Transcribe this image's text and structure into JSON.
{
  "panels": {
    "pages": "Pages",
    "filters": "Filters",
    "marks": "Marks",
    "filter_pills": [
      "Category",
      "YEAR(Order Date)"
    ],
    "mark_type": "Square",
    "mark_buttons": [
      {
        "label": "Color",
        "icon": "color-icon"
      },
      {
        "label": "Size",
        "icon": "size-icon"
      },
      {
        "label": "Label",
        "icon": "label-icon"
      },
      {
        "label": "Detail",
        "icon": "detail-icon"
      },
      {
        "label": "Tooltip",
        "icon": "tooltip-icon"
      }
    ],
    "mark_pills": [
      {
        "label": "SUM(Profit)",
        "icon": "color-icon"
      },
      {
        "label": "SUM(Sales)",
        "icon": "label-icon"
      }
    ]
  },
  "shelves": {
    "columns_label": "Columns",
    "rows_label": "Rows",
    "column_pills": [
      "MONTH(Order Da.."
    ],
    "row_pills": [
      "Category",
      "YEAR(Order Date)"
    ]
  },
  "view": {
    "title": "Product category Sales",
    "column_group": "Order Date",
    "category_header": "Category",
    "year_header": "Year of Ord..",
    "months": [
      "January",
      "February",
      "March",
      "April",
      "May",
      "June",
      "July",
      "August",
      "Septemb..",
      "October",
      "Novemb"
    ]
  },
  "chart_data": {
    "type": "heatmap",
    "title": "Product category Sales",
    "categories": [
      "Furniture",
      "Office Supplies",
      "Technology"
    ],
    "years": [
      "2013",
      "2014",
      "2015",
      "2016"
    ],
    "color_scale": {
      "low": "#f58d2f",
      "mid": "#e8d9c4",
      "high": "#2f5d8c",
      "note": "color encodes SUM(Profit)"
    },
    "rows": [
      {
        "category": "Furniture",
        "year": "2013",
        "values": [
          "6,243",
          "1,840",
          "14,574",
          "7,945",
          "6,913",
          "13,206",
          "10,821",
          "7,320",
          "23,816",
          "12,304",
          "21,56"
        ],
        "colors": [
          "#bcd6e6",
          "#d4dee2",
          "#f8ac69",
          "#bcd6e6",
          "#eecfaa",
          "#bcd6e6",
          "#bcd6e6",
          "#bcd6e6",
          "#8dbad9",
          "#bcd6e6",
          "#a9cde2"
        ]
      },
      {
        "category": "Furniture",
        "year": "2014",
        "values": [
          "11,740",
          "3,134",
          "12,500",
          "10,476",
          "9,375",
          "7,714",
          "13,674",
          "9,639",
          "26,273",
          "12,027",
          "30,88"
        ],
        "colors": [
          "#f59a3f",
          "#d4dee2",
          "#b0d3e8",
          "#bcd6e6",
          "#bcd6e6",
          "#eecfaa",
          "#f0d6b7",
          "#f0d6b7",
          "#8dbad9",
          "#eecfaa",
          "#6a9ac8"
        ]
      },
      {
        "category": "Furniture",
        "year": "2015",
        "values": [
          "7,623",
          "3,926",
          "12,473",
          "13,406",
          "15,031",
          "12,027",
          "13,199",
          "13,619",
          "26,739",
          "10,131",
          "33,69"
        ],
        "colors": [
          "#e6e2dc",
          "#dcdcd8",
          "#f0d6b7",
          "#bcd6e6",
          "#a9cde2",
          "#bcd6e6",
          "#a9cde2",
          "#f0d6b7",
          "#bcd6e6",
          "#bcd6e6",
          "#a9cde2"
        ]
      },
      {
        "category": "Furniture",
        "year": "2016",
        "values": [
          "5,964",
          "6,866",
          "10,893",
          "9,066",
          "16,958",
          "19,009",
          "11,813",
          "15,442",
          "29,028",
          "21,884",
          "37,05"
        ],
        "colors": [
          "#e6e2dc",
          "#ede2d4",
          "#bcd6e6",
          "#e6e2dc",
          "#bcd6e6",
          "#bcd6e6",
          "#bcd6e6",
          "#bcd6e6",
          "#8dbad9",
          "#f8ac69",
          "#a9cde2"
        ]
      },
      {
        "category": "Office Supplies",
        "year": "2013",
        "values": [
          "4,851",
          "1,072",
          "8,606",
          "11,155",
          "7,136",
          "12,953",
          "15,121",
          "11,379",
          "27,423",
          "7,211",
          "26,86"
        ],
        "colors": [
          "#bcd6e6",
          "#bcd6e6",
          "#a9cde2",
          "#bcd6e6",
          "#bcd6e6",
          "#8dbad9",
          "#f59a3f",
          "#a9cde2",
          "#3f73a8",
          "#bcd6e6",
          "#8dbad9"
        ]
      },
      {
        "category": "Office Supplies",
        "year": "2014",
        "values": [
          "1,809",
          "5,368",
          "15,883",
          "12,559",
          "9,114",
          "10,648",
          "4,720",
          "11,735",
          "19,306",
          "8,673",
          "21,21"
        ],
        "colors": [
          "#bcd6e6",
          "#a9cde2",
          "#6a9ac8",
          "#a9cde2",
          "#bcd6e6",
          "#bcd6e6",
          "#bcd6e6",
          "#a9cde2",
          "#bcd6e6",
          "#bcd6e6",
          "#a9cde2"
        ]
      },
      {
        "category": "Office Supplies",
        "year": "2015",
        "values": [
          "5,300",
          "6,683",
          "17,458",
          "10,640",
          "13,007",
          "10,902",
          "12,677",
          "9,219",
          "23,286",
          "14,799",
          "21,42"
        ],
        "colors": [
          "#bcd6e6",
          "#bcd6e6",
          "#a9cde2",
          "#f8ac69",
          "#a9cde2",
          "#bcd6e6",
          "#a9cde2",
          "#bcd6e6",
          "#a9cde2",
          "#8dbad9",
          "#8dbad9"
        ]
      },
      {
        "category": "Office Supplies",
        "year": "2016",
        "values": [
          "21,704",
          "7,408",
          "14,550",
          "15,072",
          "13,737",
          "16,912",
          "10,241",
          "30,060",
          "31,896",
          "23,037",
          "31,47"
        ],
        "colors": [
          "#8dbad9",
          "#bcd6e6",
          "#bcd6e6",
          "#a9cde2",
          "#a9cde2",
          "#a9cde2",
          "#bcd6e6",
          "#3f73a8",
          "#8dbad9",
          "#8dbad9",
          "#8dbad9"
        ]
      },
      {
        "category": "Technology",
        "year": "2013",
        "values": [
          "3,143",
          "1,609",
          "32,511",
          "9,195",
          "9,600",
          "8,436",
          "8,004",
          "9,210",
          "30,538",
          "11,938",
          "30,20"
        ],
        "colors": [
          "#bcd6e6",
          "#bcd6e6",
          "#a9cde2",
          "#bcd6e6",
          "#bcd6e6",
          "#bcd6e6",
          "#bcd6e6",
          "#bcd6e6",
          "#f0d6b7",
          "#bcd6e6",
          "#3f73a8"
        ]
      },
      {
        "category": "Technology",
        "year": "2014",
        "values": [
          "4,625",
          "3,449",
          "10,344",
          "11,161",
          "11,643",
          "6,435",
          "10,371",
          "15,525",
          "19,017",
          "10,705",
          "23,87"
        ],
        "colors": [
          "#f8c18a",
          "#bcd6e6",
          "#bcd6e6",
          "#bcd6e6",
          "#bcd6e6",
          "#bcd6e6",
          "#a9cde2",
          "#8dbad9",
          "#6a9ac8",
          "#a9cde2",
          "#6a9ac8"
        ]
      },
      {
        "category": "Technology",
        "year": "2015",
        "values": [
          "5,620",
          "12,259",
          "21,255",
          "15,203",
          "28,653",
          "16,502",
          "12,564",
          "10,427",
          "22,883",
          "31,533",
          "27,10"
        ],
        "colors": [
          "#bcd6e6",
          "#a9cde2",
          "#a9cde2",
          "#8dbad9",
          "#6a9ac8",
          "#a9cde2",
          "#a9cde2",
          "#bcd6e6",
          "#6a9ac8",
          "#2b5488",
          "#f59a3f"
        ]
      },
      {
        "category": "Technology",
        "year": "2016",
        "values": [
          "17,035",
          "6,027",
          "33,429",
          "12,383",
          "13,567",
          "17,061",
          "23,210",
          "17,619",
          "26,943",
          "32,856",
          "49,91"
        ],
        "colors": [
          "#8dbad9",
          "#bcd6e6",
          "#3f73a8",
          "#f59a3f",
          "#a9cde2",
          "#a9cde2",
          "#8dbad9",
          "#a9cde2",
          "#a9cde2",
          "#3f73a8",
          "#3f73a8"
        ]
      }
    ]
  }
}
------
■ **TO DO**
Across the data above, how many lines include the word "Order"? Give only the count.

■ **ANSWER TO THE EXERCISE**
4